WRITTEN TASK: Reproduce the data below verbatim, starting at its first line and ending with the line that contains "flux-point [530,329,534,332]", both included.

* * * * * * * * *

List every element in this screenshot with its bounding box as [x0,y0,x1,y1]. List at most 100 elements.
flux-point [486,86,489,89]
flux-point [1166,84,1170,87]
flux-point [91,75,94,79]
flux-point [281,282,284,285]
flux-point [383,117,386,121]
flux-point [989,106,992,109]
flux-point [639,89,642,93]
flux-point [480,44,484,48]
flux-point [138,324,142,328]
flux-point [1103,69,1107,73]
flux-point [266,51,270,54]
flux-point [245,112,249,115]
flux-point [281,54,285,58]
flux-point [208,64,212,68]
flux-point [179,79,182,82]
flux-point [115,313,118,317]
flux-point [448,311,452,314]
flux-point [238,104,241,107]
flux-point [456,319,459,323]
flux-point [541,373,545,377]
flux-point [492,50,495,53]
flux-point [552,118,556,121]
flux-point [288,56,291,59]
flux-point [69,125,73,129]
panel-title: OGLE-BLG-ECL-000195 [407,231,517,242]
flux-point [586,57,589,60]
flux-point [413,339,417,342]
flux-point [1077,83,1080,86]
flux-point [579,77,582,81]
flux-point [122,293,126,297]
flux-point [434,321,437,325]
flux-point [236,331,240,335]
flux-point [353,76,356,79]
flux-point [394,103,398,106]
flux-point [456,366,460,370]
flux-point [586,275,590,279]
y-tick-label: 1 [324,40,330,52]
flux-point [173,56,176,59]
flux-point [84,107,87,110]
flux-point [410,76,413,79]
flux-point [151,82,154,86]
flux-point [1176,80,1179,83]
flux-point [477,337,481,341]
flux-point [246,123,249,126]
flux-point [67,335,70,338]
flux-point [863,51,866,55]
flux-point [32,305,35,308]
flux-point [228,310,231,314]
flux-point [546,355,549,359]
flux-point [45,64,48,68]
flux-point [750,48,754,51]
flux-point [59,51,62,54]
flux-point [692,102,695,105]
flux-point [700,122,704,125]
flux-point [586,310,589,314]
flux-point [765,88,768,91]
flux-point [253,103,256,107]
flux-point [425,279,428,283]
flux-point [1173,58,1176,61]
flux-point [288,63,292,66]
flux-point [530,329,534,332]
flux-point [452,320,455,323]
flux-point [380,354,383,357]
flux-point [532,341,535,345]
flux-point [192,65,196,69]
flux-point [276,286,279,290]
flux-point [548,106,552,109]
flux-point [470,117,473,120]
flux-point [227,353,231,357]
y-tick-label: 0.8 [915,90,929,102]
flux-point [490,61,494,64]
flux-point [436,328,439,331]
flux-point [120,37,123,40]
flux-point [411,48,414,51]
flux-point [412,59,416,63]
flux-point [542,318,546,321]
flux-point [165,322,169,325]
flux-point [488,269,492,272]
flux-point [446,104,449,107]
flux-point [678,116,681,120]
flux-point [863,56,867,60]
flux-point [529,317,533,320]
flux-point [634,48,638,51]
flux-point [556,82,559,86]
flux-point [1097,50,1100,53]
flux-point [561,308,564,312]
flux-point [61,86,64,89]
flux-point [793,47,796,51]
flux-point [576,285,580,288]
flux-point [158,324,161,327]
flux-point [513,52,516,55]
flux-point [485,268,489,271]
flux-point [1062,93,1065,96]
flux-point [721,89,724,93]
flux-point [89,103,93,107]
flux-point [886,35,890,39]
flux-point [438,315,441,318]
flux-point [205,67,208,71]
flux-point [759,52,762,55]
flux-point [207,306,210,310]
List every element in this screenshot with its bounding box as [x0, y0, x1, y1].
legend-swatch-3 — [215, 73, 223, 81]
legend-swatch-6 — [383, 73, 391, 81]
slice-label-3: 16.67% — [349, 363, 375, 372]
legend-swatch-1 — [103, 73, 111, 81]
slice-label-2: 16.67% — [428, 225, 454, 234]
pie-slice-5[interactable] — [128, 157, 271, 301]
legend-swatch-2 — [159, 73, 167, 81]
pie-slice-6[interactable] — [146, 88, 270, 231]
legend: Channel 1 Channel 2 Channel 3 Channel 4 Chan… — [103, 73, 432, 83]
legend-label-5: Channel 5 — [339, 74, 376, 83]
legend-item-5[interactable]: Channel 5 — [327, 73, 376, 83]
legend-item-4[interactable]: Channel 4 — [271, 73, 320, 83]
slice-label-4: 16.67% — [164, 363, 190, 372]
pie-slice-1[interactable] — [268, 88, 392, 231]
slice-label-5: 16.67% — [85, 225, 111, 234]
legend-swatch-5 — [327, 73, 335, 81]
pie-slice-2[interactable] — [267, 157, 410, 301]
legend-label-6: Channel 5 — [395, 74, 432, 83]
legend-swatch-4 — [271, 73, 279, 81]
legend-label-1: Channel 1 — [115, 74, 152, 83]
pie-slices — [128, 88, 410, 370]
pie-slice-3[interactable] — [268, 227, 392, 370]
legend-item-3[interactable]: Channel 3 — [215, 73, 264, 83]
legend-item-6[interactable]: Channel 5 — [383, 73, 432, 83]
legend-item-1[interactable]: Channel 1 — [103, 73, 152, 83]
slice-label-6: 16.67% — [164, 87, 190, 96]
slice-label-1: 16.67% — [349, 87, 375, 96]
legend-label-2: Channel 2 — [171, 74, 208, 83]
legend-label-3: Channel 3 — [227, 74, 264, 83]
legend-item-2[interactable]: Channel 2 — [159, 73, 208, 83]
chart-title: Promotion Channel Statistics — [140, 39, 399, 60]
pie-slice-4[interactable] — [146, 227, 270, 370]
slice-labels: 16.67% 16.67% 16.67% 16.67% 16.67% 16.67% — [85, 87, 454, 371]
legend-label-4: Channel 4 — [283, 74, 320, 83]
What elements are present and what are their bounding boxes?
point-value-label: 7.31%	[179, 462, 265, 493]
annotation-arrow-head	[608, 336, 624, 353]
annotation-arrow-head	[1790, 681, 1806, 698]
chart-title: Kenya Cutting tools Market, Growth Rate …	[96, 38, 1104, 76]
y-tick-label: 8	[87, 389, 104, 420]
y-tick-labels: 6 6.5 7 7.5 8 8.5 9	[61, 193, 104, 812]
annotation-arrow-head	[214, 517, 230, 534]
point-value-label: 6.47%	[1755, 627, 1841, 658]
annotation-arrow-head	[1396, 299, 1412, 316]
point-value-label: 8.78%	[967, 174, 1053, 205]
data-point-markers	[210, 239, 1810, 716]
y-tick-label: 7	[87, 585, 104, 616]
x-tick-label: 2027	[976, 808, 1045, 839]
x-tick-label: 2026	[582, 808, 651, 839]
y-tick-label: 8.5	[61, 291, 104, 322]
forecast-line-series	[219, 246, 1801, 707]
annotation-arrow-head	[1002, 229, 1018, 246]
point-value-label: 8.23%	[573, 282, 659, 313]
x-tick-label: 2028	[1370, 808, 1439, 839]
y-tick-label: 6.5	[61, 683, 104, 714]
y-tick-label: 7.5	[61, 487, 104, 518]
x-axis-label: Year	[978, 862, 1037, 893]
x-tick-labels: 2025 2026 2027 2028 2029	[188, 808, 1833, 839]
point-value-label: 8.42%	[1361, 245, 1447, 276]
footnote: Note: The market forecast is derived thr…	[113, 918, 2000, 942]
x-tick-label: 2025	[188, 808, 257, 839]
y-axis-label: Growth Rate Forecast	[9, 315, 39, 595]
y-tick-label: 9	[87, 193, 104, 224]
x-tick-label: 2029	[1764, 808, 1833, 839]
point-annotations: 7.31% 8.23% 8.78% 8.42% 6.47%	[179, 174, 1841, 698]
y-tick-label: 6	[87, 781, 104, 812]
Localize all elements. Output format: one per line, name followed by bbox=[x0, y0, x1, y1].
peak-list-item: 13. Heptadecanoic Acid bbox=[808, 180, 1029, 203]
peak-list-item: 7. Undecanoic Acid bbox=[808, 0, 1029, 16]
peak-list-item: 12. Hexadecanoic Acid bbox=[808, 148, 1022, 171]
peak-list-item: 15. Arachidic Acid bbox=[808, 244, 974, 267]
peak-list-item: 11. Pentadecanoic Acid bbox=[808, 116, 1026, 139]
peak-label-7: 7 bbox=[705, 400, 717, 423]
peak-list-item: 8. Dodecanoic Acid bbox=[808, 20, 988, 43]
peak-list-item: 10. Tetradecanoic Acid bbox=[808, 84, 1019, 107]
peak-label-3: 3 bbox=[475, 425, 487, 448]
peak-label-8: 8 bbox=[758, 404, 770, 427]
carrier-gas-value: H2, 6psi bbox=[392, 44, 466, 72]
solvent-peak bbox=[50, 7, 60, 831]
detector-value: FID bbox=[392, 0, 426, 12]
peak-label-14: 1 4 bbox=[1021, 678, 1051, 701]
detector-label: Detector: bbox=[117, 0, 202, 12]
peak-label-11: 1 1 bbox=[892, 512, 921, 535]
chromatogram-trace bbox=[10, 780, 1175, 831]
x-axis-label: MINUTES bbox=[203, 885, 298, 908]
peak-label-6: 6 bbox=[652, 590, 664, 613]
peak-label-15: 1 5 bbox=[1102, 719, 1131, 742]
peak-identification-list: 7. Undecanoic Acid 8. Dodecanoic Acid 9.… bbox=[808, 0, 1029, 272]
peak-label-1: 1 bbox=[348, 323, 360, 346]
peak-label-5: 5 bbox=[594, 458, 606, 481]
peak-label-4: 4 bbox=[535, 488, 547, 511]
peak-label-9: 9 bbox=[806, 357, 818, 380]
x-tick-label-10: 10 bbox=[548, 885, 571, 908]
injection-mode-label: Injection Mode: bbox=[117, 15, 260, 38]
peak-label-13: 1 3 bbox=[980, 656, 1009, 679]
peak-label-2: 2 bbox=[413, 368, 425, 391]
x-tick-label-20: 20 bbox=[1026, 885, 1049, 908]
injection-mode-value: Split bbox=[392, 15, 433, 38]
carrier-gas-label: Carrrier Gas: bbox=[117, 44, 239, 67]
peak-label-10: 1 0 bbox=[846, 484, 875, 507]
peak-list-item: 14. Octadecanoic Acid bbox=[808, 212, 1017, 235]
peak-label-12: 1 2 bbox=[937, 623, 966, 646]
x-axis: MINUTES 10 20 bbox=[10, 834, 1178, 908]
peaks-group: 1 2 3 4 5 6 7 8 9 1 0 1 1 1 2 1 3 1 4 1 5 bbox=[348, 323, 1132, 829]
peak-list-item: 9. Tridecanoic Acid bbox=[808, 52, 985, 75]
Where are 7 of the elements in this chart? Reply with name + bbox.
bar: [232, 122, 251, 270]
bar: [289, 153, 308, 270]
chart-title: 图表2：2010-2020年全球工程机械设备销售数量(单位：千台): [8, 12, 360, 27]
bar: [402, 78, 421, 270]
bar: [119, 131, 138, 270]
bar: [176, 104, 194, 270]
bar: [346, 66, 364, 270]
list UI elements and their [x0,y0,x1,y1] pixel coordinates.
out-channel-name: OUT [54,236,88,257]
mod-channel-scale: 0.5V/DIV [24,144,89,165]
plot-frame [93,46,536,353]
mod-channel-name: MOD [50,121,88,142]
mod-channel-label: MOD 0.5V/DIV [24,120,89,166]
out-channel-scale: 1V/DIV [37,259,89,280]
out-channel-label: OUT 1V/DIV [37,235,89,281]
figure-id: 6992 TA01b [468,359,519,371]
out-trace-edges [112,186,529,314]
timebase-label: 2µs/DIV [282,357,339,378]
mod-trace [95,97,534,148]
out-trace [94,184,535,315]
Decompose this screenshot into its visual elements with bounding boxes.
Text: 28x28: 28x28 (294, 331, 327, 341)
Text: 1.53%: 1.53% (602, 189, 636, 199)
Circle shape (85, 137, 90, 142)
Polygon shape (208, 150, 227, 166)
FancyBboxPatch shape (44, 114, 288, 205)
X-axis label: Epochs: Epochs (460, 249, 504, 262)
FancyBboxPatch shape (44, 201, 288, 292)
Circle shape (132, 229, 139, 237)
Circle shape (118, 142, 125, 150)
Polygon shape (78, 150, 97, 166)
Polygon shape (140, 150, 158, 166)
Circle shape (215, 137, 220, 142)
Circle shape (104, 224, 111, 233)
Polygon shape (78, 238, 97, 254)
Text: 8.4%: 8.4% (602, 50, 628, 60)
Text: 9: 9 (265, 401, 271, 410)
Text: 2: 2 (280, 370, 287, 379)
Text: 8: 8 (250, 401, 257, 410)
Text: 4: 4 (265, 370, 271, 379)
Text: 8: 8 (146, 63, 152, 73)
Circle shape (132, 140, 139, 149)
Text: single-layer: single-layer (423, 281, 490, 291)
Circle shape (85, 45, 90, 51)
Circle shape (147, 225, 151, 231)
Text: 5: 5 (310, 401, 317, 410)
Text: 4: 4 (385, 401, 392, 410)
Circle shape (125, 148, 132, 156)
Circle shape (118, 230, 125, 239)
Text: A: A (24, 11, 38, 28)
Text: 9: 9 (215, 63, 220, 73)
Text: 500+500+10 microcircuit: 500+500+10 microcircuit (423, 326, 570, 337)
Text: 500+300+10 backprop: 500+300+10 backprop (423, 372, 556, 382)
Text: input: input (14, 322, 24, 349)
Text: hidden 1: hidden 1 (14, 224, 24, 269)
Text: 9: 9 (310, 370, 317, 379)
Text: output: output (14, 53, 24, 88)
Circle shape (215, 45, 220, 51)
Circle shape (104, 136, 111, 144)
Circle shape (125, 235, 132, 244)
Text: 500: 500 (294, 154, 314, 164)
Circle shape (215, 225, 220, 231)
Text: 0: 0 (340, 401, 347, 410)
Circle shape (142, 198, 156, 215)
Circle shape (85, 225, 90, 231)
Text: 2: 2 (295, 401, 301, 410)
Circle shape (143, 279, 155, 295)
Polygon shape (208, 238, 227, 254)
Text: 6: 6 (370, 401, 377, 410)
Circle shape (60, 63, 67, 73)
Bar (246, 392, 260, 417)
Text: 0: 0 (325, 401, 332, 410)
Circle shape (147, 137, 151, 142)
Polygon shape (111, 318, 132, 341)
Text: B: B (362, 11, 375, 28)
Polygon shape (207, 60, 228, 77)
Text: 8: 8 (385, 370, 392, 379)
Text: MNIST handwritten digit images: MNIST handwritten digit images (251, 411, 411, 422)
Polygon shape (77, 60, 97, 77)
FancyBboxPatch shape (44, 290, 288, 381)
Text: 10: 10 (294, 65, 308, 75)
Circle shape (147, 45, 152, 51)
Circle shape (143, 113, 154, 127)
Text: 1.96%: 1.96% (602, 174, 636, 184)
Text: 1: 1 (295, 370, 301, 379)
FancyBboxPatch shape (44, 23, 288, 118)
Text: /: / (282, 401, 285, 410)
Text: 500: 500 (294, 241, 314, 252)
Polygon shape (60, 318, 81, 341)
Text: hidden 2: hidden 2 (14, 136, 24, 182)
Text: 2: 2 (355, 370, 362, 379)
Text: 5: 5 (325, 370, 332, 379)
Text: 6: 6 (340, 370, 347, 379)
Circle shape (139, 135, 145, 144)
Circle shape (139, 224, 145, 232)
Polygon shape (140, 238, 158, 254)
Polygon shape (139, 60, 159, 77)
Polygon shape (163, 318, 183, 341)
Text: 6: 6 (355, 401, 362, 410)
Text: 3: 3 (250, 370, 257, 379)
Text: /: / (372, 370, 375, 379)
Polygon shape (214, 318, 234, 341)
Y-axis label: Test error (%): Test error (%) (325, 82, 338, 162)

* * * * * * * * *

EXERCISE SOLUTION:
List every element in this screenshot with its bounding box as [x0,y0,x1,y1]. List at most 100 elements.
flux-point [486,86,489,89]
flux-point [1166,84,1170,87]
flux-point [91,75,94,79]
flux-point [281,282,284,285]
flux-point [383,117,386,121]
flux-point [989,106,992,109]
flux-point [639,89,642,93]
flux-point [480,44,484,48]
flux-point [138,324,142,328]
flux-point [1103,69,1107,73]
flux-point [266,51,270,54]
flux-point [245,112,249,115]
flux-point [281,54,285,58]
flux-point [208,64,212,68]
flux-point [179,79,182,82]
flux-point [115,313,118,317]
flux-point [448,311,452,314]
flux-point [238,104,241,107]
flux-point [456,319,459,323]
flux-point [541,373,545,377]
flux-point [492,50,495,53]
flux-point [552,118,556,121]
flux-point [288,56,291,59]
flux-point [69,125,73,129]
panel-title: OGLE-BLG-ECL-000195 [407,231,517,242]
flux-point [586,57,589,60]
flux-point [413,339,417,342]
flux-point [1077,83,1080,86]
flux-point [579,77,582,81]
flux-point [122,293,126,297]
flux-point [434,321,437,325]
flux-point [236,331,240,335]
flux-point [353,76,356,79]
flux-point [394,103,398,106]
flux-point [456,366,460,370]
flux-point [586,275,590,279]
y-tick-label: 1 [324,40,330,52]
flux-point [173,56,176,59]
flux-point [84,107,87,110]
flux-point [410,76,413,79]
flux-point [151,82,154,86]
flux-point [1176,80,1179,83]
flux-point [477,337,481,341]
flux-point [246,123,249,126]
flux-point [67,335,70,338]
flux-point [863,51,866,55]
flux-point [32,305,35,308]
flux-point [228,310,231,314]
flux-point [546,355,549,359]
flux-point [45,64,48,68]
flux-point [750,48,754,51]
flux-point [59,51,62,54]
flux-point [692,102,695,105]
flux-point [700,122,704,125]
flux-point [586,310,589,314]
flux-point [765,88,768,91]
flux-point [253,103,256,107]
flux-point [425,279,428,283]
flux-point [1173,58,1176,61]
flux-point [288,63,292,66]
flux-point [530,329,534,332]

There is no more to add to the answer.